- **TASK INSTRUCTIONS**:
Reproduce each line of the material precisely.
* Start *
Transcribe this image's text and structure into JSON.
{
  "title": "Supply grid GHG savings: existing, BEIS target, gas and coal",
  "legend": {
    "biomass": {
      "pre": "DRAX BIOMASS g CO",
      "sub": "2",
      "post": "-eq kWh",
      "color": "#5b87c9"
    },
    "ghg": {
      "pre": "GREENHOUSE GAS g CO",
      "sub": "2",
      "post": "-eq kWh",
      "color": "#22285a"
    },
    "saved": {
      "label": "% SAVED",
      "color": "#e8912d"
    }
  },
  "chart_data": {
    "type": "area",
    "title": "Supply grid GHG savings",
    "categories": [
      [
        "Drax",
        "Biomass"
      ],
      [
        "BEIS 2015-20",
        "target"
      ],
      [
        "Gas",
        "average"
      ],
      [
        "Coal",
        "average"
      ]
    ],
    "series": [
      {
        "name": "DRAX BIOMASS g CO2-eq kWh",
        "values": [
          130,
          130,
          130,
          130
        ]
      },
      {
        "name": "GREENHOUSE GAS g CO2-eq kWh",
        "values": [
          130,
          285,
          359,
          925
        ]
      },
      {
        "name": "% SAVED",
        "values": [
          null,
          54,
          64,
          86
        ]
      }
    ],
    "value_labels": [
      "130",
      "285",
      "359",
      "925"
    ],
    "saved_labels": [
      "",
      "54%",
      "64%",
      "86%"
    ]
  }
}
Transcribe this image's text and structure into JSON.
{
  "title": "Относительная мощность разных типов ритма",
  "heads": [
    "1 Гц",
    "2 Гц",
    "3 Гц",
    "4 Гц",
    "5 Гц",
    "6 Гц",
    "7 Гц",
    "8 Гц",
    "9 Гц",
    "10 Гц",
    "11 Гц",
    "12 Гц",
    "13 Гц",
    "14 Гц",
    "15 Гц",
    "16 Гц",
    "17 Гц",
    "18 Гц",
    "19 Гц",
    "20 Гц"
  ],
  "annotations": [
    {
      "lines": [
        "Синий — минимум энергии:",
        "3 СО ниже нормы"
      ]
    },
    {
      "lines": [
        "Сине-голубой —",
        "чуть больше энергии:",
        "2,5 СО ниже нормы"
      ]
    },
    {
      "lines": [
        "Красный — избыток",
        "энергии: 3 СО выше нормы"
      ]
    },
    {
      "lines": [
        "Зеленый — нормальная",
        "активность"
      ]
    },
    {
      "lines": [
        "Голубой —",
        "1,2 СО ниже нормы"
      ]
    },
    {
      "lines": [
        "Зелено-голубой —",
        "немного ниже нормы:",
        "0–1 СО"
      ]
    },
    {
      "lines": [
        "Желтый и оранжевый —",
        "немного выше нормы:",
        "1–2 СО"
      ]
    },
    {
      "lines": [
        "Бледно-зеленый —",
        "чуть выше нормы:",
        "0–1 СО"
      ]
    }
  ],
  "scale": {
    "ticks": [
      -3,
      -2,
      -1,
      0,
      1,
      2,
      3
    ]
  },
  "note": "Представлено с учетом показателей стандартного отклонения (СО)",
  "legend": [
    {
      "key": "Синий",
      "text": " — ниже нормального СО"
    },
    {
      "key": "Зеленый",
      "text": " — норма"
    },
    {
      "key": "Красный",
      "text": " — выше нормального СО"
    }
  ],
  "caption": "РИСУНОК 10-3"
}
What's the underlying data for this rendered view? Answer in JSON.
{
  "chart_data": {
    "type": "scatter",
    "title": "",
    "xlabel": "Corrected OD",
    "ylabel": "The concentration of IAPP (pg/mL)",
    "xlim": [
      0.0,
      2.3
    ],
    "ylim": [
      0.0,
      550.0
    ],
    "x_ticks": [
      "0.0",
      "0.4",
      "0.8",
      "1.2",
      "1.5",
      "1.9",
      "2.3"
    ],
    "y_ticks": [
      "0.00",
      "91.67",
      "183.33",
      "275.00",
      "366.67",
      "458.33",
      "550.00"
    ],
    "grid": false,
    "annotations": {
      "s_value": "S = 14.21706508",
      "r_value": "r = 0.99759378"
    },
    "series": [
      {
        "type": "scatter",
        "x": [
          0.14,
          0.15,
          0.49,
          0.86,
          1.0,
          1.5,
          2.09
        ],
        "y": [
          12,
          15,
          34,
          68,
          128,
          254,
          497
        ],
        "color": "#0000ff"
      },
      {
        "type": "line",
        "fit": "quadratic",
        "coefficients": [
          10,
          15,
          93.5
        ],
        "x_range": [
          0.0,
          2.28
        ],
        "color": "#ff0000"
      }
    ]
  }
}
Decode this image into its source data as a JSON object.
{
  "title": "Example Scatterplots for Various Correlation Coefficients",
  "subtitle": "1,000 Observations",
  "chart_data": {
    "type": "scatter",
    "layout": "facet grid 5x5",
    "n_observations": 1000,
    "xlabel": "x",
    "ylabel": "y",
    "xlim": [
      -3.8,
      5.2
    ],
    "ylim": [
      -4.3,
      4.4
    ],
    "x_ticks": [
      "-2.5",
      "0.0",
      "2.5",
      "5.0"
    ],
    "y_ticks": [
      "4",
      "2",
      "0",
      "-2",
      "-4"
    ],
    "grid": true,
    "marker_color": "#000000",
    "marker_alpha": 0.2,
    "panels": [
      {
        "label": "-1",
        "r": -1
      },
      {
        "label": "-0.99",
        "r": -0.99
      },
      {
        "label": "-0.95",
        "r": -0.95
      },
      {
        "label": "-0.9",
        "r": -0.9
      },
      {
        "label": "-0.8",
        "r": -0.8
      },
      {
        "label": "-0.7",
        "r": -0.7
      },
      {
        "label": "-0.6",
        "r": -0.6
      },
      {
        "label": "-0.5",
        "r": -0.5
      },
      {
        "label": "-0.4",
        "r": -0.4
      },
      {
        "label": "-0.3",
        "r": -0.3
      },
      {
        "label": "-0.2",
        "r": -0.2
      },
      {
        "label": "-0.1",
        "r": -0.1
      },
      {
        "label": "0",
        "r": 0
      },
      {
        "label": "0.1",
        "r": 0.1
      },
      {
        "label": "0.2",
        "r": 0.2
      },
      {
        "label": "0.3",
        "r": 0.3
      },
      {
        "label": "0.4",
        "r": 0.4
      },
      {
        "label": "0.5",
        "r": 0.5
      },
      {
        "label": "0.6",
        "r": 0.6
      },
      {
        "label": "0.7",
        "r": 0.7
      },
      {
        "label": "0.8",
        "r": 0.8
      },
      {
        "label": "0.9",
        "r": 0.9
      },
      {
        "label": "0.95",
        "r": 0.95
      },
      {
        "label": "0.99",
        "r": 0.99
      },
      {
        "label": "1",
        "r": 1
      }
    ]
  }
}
* End *
- **TASK ANSWER**:
Transcribe this image's text and structure into JSON.
{
  "title": "Supply grid GHG savings: existing, BEIS target, gas and coal",
  "legend": {
    "biomass": {
      "pre": "DRAX BIOMASS g CO",
      "sub": "2",
      "post": "-eq kWh",
      "color": "#5b87c9"
    },
    "ghg": {
      "pre": "GREENHOUSE GAS g CO",
      "sub": "2",
      "post": "-eq kWh",
      "color": "#22285a"
    },
    "saved": {
      "label": "% SAVED",
      "color": "#e8912d"
    }
  },
  "chart_data": {
    "type": "area",
    "title": "Supply grid GHG savings",
    "categories": [
      [
        "Drax",
        "Biomass"
      ],
      [
        "BEIS 2015-20",
        "target"
      ],
      [
        "Gas",
        "average"
      ],
      [
        "Coal",
        "average"
      ]
    ],
    "series": [
      {
        "name": "DRAX BIOMASS g CO2-eq kWh",
        "values": [
          130,
          130,
          130,
          130
        ]
      },
      {
        "name": "GREENHOUSE GAS g CO2-eq kWh",
        "values": [
          130,
          285,
          359,
          925
        ]
      },
      {
        "name": "% SAVED",
        "values": [
          null,
          54,
          64,
          86
        ]
      }
    ],
    "value_labels": [
      "130",
      "285",
      "359",
      "925"
    ],
    "saved_labels": [
      "",
      "54%",
      "64%",
      "86%"
    ]
  }
}
Transcribe this image's text and structure into JSON.
{
  "title": "Относительная мощность разных типов ритма",
  "heads": [
    "1 Гц",
    "2 Гц",
    "3 Гц",
    "4 Гц",
    "5 Гц",
    "6 Гц",
    "7 Гц",
    "8 Гц",
    "9 Гц",
    "10 Гц",
    "11 Гц",
    "12 Гц",
    "13 Гц",
    "14 Гц",
    "15 Гц",
    "16 Гц",
    "17 Гц",
    "18 Гц",
    "19 Гц",
    "20 Гц"
  ],
  "annotations": [
    {
      "lines": [
        "Синий — минимум энергии:",
        "3 СО ниже нормы"
      ]
    },
    {
      "lines": [
        "Сине-голубой —",
        "чуть больше энергии:",
        "2,5 СО ниже нормы"
      ]
    },
    {
      "lines": [
        "Красный — избыток",
        "энергии: 3 СО выше нормы"
      ]
    },
    {
      "lines": [
        "Зеленый — нормальная",
        "активность"
      ]
    },
    {
      "lines": [
        "Голубой —",
        "1,2 СО ниже нормы"
      ]
    },
    {
      "lines": [
        "Зелено-голубой —",
        "немного ниже нормы:",
        "0–1 СО"
      ]
    },
    {
      "lines": [
        "Желтый и оранжевый —",
        "немного выше нормы:",
        "1–2 СО"
      ]
    },
    {
      "lines": [
        "Бледно-зеленый —",
        "чуть выше нормы:",
        "0–1 СО"
      ]
    }
  ],
  "scale": {
    "ticks": [
      -3,
      -2,
      -1,
      0,
      1,
      2,
      3
    ]
  },
  "note": "Представлено с учетом показателей стандартного отклонения (СО)",
  "legend": [
    {
      "key": "Синий",
      "text": " — ниже нормального СО"
    },
    {
      "key": "Зеленый",
      "text": " — норма"
    },
    {
      "key": "Красный",
      "text": " — выше нормального СО"
    }
  ],
  "caption": "РИСУНОК 10-3"
}
What's the underlying data for this rendered view? Answer in JSON.
{
  "chart_data": {
    "type": "scatter",
    "title": "",
    "xlabel": "Corrected OD",
    "ylabel": "The concentration of IAPP (pg/mL)",
    "xlim": [
      0.0,
      2.3
    ],
    "ylim": [
      0.0,
      550.0
    ],
    "x_ticks": [
      "0.0",
      "0.4",
      "0.8",
      "1.2",
      "1.5",
      "1.9",
      "2.3"
    ],
    "y_ticks": [
      "0.00",
      "91.67",
      "183.33",
      "275.00",
      "366.67",
      "458.33",
      "550.00"
    ],
    "grid": false,
    "annotations": {
      "s_value": "S = 14.21706508",
      "r_value": "r = 0.99759378"
    },
    "series": [
      {
        "type": "scatter",
        "x": [
          0.14,
          0.15,
          0.49,
          0.86,
          1.0,
          1.5,
          2.09
        ],
        "y": [
          12,
          15,
          34,
          68,
          128,
          254,
          497
        ],
        "color": "#0000ff"
      },
      {
        "type": "line",
        "fit": "quadratic",
        "coefficients": [
          10,
          15,
          93.5
        ],
        "x_range": [
          0.0,
          2.28
        ],
        "color": "#ff0000"
      }
    ]
  }
}
Decode this image into its source data as a JSON object.
{
  "title": "Example Scatterplots for Various Correlation Coefficients",
  "subtitle": "1,000 Observations",
  "chart_data": {
    "type": "scatter",
    "layout": "facet grid 5x5",
    "n_observations": 1000,
    "xlabel": "x",
    "ylabel": "y",
    "xlim": [
      -3.8,
      5.2
    ],
    "ylim": [
      -4.3,
      4.4
    ],
    "x_ticks": [
      "-2.5",
      "0.0",
      "2.5",
      "5.0"
    ],
    "y_ticks": [
      "4",
      "2",
      "0",
      "-2",
      "-4"
    ],
    "grid": true,
    "marker_color": "#000000",
    "marker_alpha": 0.2,
    "panels": [
      {
        "label": "-1",
        "r": -1
      },
      {
        "label": "-0.99",
        "r": -0.99
      },
      {
        "label": "-0.95",
        "r": -0.95
      },
      {
        "label": "-0.9",
        "r": -0.9
      },
      {
        "label": "-0.8",
        "r": -0.8
      },
      {
        "label": "-0.7",
        "r": -0.7
      },
      {
        "label": "-0.6",
        "r": -0.6
      },
      {
        "label": "-0.5",
        "r": -0.5
      },
      {
        "label": "-0.4",
        "r": -0.4
      },
      {
        "label": "-0.3",
        "r": -0.3
      },
      {
        "label": "-0.2",
        "r": -0.2
      },
      {
        "label": "-0.1",
        "r": -0.1
      },
      {
        "label": "0",
        "r": 0
      },
      {
        "label": "0.1",
        "r": 0.1
      },
      {
        "label": "0.2",
        "r": 0.2
      },
      {
        "label": "0.3",
        "r": 0.3
      },
      {
        "label": "0.4",
        "r": 0.4
      },
      {
        "label": "0.5",
        "r": 0.5
      },
      {
        "label": "0.6",
        "r": 0.6
      },
      {
        "label": "0.7",
        "r": 0.7
      },
      {
        "label": "0.8",
        "r": 0.8
      },
      {
        "label": "0.9",
        "r": 0.9
      },
      {
        "label": "0.95",
        "r": 0.95
      },
      {
        "label": "0.99",
        "r": 0.99
      },
      {
        "label": "1",
        "r": 1
      }
    ]
  }
}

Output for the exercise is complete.